Print all of the data exactly.
[start of Data supplied]
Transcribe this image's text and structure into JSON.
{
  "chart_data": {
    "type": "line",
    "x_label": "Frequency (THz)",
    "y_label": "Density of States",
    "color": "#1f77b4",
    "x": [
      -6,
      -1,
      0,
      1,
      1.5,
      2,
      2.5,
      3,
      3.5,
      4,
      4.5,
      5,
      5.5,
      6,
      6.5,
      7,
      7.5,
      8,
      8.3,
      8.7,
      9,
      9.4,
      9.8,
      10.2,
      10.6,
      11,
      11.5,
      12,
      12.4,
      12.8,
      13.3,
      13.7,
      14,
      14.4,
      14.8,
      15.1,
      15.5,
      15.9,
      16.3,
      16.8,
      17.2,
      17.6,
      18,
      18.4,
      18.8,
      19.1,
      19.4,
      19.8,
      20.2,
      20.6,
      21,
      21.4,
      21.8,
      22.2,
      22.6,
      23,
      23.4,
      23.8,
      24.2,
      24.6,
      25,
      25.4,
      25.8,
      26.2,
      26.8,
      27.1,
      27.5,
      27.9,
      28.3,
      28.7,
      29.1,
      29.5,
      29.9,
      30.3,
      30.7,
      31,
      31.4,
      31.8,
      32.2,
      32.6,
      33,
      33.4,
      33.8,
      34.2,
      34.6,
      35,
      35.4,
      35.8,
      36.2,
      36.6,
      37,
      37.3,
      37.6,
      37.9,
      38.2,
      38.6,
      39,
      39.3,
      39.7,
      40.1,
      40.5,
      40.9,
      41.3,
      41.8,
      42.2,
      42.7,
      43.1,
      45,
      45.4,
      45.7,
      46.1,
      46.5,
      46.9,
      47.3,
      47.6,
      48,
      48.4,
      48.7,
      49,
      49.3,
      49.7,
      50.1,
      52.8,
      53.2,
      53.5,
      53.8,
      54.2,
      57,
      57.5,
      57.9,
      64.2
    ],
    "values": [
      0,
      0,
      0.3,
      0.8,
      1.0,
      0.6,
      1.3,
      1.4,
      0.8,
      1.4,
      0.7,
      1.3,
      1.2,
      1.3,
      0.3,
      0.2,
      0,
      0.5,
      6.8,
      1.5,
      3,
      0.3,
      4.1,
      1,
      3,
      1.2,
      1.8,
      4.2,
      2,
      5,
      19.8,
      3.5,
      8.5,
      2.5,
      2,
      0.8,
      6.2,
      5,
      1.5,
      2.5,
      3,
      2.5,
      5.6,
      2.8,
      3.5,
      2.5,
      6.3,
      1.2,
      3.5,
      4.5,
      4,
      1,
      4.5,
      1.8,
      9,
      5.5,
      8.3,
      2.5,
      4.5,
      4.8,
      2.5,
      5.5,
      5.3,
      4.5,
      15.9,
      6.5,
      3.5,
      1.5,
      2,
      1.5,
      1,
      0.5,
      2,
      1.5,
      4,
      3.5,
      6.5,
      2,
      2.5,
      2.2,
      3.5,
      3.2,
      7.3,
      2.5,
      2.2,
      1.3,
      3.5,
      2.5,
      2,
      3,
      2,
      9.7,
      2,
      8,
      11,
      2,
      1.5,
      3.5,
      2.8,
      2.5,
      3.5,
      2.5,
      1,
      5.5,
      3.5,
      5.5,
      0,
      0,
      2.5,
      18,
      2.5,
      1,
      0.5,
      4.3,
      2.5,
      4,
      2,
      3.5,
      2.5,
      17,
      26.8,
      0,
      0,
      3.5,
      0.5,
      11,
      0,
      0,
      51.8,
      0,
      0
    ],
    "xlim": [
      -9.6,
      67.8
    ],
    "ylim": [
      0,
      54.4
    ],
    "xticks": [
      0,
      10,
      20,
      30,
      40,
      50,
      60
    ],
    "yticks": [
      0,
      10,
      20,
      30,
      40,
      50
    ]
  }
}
[end of Data supplied]
*Output for this task*.
Transcribe this image's text and structure into JSON.
{
  "chart_data": {
    "type": "line",
    "x_label": "Frequency (THz)",
    "y_label": "Density of States",
    "color": "#1f77b4",
    "x": [
      -6,
      -1,
      0,
      1,
      1.5,
      2,
      2.5,
      3,
      3.5,
      4,
      4.5,
      5,
      5.5,
      6,
      6.5,
      7,
      7.5,
      8,
      8.3,
      8.7,
      9,
      9.4,
      9.8,
      10.2,
      10.6,
      11,
      11.5,
      12,
      12.4,
      12.8,
      13.3,
      13.7,
      14,
      14.4,
      14.8,
      15.1,
      15.5,
      15.9,
      16.3,
      16.8,
      17.2,
      17.6,
      18,
      18.4,
      18.8,
      19.1,
      19.4,
      19.8,
      20.2,
      20.6,
      21,
      21.4,
      21.8,
      22.2,
      22.6,
      23,
      23.4,
      23.8,
      24.2,
      24.6,
      25,
      25.4,
      25.8,
      26.2,
      26.8,
      27.1,
      27.5,
      27.9,
      28.3,
      28.7,
      29.1,
      29.5,
      29.9,
      30.3,
      30.7,
      31,
      31.4,
      31.8,
      32.2,
      32.6,
      33,
      33.4,
      33.8,
      34.2,
      34.6,
      35,
      35.4,
      35.8,
      36.2,
      36.6,
      37,
      37.3,
      37.6,
      37.9,
      38.2,
      38.6,
      39,
      39.3,
      39.7,
      40.1,
      40.5,
      40.9,
      41.3,
      41.8,
      42.2,
      42.7,
      43.1,
      45,
      45.4,
      45.7,
      46.1,
      46.5,
      46.9,
      47.3,
      47.6,
      48,
      48.4,
      48.7,
      49,
      49.3,
      49.7,
      50.1,
      52.8,
      53.2,
      53.5,
      53.8,
      54.2,
      57,
      57.5,
      57.9,
      64.2
    ],
    "values": [
      0,
      0,
      0.3,
      0.8,
      1.0,
      0.6,
      1.3,
      1.4,
      0.8,
      1.4,
      0.7,
      1.3,
      1.2,
      1.3,
      0.3,
      0.2,
      0,
      0.5,
      6.8,
      1.5,
      3,
      0.3,
      4.1,
      1,
      3,
      1.2,
      1.8,
      4.2,
      2,
      5,
      19.8,
      3.5,
      8.5,
      2.5,
      2,
      0.8,
      6.2,
      5,
      1.5,
      2.5,
      3,
      2.5,
      5.6,
      2.8,
      3.5,
      2.5,
      6.3,
      1.2,
      3.5,
      4.5,
      4,
      1,
      4.5,
      1.8,
      9,
      5.5,
      8.3,
      2.5,
      4.5,
      4.8,
      2.5,
      5.5,
      5.3,
      4.5,
      15.9,
      6.5,
      3.5,
      1.5,
      2,
      1.5,
      1,
      0.5,
      2,
      1.5,
      4,
      3.5,
      6.5,
      2,
      2.5,
      2.2,
      3.5,
      3.2,
      7.3,
      2.5,
      2.2,
      1.3,
      3.5,
      2.5,
      2,
      3,
      2,
      9.7,
      2,
      8,
      11,
      2,
      1.5,
      3.5,
      2.8,
      2.5,
      3.5,
      2.5,
      1,
      5.5,
      3.5,
      5.5,
      0,
      0,
      2.5,
      18,
      2.5,
      1,
      0.5,
      4.3,
      2.5,
      4,
      2,
      3.5,
      2.5,
      17,
      26.8,
      0,
      0,
      3.5,
      0.5,
      11,
      0,
      0,
      51.8,
      0,
      0
    ],
    "xlim": [
      -9.6,
      67.8
    ],
    "ylim": [
      0,
      54.4
    ],
    "xticks": [
      0,
      10,
      20,
      30,
      40,
      50,
      60
    ],
    "yticks": [
      0,
      10,
      20,
      30,
      40,
      50
    ]
  }
}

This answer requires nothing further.